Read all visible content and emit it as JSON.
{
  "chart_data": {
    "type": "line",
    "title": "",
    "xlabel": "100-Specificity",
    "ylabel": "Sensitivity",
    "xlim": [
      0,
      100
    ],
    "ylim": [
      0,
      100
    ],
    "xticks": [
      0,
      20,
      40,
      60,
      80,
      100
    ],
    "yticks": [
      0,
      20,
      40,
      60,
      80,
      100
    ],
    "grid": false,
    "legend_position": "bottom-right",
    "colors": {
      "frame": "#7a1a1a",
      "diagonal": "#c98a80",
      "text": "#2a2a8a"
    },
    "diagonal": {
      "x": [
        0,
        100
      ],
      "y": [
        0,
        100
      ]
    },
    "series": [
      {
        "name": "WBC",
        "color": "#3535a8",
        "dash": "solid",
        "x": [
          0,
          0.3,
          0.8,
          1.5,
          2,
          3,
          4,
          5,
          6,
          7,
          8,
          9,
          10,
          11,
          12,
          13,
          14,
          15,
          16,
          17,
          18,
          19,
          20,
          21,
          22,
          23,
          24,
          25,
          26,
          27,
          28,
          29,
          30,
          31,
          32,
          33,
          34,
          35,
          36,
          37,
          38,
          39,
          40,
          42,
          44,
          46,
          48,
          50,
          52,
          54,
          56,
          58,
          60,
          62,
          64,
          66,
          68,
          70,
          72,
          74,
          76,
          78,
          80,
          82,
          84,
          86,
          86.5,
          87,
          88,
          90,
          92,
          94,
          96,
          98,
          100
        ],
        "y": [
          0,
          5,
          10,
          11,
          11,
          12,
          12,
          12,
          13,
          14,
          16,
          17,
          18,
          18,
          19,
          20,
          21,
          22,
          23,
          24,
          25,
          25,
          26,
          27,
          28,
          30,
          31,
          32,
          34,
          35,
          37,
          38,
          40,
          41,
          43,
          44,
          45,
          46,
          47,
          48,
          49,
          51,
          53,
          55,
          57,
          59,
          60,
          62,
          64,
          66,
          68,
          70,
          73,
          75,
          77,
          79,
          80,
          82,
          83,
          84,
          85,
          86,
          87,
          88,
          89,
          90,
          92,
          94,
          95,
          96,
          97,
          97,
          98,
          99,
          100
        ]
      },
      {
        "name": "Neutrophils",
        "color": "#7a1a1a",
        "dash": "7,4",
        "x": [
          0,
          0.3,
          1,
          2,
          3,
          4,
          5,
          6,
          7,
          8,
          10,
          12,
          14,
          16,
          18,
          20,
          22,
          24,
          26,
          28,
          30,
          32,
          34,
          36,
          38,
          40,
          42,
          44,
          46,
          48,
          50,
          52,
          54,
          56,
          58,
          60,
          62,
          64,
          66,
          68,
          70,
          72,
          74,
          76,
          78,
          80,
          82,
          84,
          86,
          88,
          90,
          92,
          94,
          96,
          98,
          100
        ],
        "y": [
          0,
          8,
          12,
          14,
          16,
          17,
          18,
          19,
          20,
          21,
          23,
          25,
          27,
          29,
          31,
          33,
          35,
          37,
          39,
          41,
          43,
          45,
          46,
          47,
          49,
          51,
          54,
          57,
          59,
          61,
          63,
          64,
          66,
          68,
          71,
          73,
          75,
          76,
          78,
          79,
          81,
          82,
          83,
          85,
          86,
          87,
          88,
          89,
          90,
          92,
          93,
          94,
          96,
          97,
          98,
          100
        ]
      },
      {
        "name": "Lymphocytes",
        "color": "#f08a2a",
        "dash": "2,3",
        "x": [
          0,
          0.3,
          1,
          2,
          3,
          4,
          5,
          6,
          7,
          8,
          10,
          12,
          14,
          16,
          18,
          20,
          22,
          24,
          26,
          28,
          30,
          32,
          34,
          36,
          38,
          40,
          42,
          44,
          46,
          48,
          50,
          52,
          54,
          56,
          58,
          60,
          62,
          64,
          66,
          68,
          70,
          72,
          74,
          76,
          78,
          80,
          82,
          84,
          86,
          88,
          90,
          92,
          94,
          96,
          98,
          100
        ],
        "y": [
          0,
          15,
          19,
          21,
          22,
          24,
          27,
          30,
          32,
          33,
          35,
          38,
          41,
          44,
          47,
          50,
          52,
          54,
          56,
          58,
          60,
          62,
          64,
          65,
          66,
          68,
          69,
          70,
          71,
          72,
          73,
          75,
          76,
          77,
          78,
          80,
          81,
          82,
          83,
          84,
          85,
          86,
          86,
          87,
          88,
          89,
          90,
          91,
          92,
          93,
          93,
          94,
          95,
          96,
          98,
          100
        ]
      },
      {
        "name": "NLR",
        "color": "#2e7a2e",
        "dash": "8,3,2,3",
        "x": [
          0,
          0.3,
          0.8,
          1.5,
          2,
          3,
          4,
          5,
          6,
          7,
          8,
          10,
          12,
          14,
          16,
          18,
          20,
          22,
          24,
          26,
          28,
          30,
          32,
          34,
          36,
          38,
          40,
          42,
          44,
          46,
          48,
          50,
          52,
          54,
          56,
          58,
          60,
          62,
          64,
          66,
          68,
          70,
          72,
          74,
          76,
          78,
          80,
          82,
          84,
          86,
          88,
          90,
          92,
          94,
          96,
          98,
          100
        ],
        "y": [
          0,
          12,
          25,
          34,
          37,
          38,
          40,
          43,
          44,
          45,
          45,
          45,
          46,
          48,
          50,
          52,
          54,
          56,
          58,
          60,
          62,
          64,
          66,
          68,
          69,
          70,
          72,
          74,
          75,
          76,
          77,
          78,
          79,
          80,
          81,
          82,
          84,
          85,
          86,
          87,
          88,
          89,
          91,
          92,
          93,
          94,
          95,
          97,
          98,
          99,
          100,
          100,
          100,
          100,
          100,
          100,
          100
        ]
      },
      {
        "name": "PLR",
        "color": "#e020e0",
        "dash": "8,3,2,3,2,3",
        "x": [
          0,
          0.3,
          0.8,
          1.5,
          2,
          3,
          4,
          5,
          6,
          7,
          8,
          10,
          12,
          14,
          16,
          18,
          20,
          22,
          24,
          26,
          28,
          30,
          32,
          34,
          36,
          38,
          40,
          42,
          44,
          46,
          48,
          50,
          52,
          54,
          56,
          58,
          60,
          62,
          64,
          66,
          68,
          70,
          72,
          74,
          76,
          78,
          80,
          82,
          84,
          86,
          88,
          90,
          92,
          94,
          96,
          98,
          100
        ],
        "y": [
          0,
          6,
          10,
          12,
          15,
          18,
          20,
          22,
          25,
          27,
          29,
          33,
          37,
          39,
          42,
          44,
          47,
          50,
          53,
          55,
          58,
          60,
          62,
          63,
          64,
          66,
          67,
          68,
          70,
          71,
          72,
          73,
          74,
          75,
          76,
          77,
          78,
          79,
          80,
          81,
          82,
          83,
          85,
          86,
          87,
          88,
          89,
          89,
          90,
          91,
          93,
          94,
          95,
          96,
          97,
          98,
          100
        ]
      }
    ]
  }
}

• • • •

▶ _EXERCISE_:
Set down every line of the listing above again, exactly as given.

▶ _IN RESPONSE_:
Read all visible content and emit it as JSON.
{
  "chart_data": {
    "type": "line",
    "title": "",
    "xlabel": "100-Specificity",
    "ylabel": "Sensitivity",
    "xlim": [
      0,
      100
    ],
    "ylim": [
      0,
      100
    ],
    "xticks": [
      0,
      20,
      40,
      60,
      80,
      100
    ],
    "yticks": [
      0,
      20,
      40,
      60,
      80,
      100
    ],
    "grid": false,
    "legend_position": "bottom-right",
    "colors": {
      "frame": "#7a1a1a",
      "diagonal": "#c98a80",
      "text": "#2a2a8a"
    },
    "diagonal": {
      "x": [
        0,
        100
      ],
      "y": [
        0,
        100
      ]
    },
    "series": [
      {
        "name": "WBC",
        "color": "#3535a8",
        "dash": "solid",
        "x": [
          0,
          0.3,
          0.8,
          1.5,
          2,
          3,
          4,
          5,
          6,
          7,
          8,
          9,
          10,
          11,
          12,
          13,
          14,
          15,
          16,
          17,
          18,
          19,
          20,
          21,
          22,
          23,
          24,
          25,
          26,
          27,
          28,
          29,
          30,
          31,
          32,
          33,
          34,
          35,
          36,
          37,
          38,
          39,
          40,
          42,
          44,
          46,
          48,
          50,
          52,
          54,
          56,
          58,
          60,
          62,
          64,
          66,
          68,
          70,
          72,
          74,
          76,
          78,
          80,
          82,
          84,
          86,
          86.5,
          87,
          88,
          90,
          92,
          94,
          96,
          98,
          100
        ],
        "y": [
          0,
          5,
          10,
          11,
          11,
          12,
          12,
          12,
          13,
          14,
          16,
          17,
          18,
          18,
          19,
          20,
          21,
          22,
          23,
          24,
          25,
          25,
          26,
          27,
          28,
          30,
          31,
          32,
          34,
          35,
          37,
          38,
          40,
          41,
          43,
          44,
          45,
          46,
          47,
          48,
          49,
          51,
          53,
          55,
          57,
          59,
          60,
          62,
          64,
          66,
          68,
          70,
          73,
          75,
          77,
          79,
          80,
          82,
          83,
          84,
          85,
          86,
          87,
          88,
          89,
          90,
          92,
          94,
          95,
          96,
          97,
          97,
          98,
          99,
          100
        ]
      },
      {
        "name": "Neutrophils",
        "color": "#7a1a1a",
        "dash": "7,4",
        "x": [
          0,
          0.3,
          1,
          2,
          3,
          4,
          5,
          6,
          7,
          8,
          10,
          12,
          14,
          16,
          18,
          20,
          22,
          24,
          26,
          28,
          30,
          32,
          34,
          36,
          38,
          40,
          42,
          44,
          46,
          48,
          50,
          52,
          54,
          56,
          58,
          60,
          62,
          64,
          66,
          68,
          70,
          72,
          74,
          76,
          78,
          80,
          82,
          84,
          86,
          88,
          90,
          92,
          94,
          96,
          98,
          100
        ],
        "y": [
          0,
          8,
          12,
          14,
          16,
          17,
          18,
          19,
          20,
          21,
          23,
          25,
          27,
          29,
          31,
          33,
          35,
          37,
          39,
          41,
          43,
          45,
          46,
          47,
          49,
          51,
          54,
          57,
          59,
          61,
          63,
          64,
          66,
          68,
          71,
          73,
          75,
          76,
          78,
          79,
          81,
          82,
          83,
          85,
          86,
          87,
          88,
          89,
          90,
          92,
          93,
          94,
          96,
          97,
          98,
          100
        ]
      },
      {
        "name": "Lymphocytes",
        "color": "#f08a2a",
        "dash": "2,3",
        "x": [
          0,
          0.3,
          1,
          2,
          3,
          4,
          5,
          6,
          7,
          8,
          10,
          12,
          14,
          16,
          18,
          20,
          22,
          24,
          26,
          28,
          30,
          32,
          34,
          36,
          38,
          40,
          42,
          44,
          46,
          48,
          50,
          52,
          54,
          56,
          58,
          60,
          62,
          64,
          66,
          68,
          70,
          72,
          74,
          76,
          78,
          80,
          82,
          84,
          86,
          88,
          90,
          92,
          94,
          96,
          98,
          100
        ],
        "y": [
          0,
          15,
          19,
          21,
          22,
          24,
          27,
          30,
          32,
          33,
          35,
          38,
          41,
          44,
          47,
          50,
          52,
          54,
          56,
          58,
          60,
          62,
          64,
          65,
          66,
          68,
          69,
          70,
          71,
          72,
          73,
          75,
          76,
          77,
          78,
          80,
          81,
          82,
          83,
          84,
          85,
          86,
          86,
          87,
          88,
          89,
          90,
          91,
          92,
          93,
          93,
          94,
          95,
          96,
          98,
          100
        ]
      },
      {
        "name": "NLR",
        "color": "#2e7a2e",
        "dash": "8,3,2,3",
        "x": [
          0,
          0.3,
          0.8,
          1.5,
          2,
          3,
          4,
          5,
          6,
          7,
          8,
          10,
          12,
          14,
          16,
          18,
          20,
          22,
          24,
          26,
          28,
          30,
          32,
          34,
          36,
          38,
          40,
          42,
          44,
          46,
          48,
          50,
          52,
          54,
          56,
          58,
          60,
          62,
          64,
          66,
          68,
          70,
          72,
          74,
          76,
          78,
          80,
          82,
          84,
          86,
          88,
          90,
          92,
          94,
          96,
          98,
          100
        ],
        "y": [
          0,
          12,
          25,
          34,
          37,
          38,
          40,
          43,
          44,
          45,
          45,
          45,
          46,
          48,
          50,
          52,
          54,
          56,
          58,
          60,
          62,
          64,
          66,
          68,
          69,
          70,
          72,
          74,
          75,
          76,
          77,
          78,
          79,
          80,
          81,
          82,
          84,
          85,
          86,
          87,
          88,
          89,
          91,
          92,
          93,
          94,
          95,
          97,
          98,
          99,
          100,
          100,
          100,
          100,
          100,
          100,
          100
        ]
      },
      {
        "name": "PLR",
        "color": "#e020e0",
        "dash": "8,3,2,3,2,3",
        "x": [
          0,
          0.3,
          0.8,
          1.5,
          2,
          3,
          4,
          5,
          6,
          7,
          8,
          10,
          12,
          14,
          16,
          18,
          20,
          22,
          24,
          26,
          28,
          30,
          32,
          34,
          36,
          38,
          40,
          42,
          44,
          46,
          48,
          50,
          52,
          54,
          56,
          58,
          60,
          62,
          64,
          66,
          68,
          70,
          72,
          74,
          76,
          78,
          80,
          82,
          84,
          86,
          88,
          90,
          92,
          94,
          96,
          98,
          100
        ],
        "y": [
          0,
          6,
          10,
          12,
          15,
          18,
          20,
          22,
          25,
          27,
          29,
          33,
          37,
          39,
          42,
          44,
          47,
          50,
          53,
          55,
          58,
          60,
          62,
          63,
          64,
          66,
          67,
          68,
          70,
          71,
          72,
          73,
          74,
          75,
          76,
          77,
          78,
          79,
          80,
          81,
          82,
          83,
          85,
          86,
          87,
          88,
          89,
          89,
          90,
          91,
          93,
          94,
          95,
          96,
          97,
          98,
          100
        ]
      }
    ]
  }
}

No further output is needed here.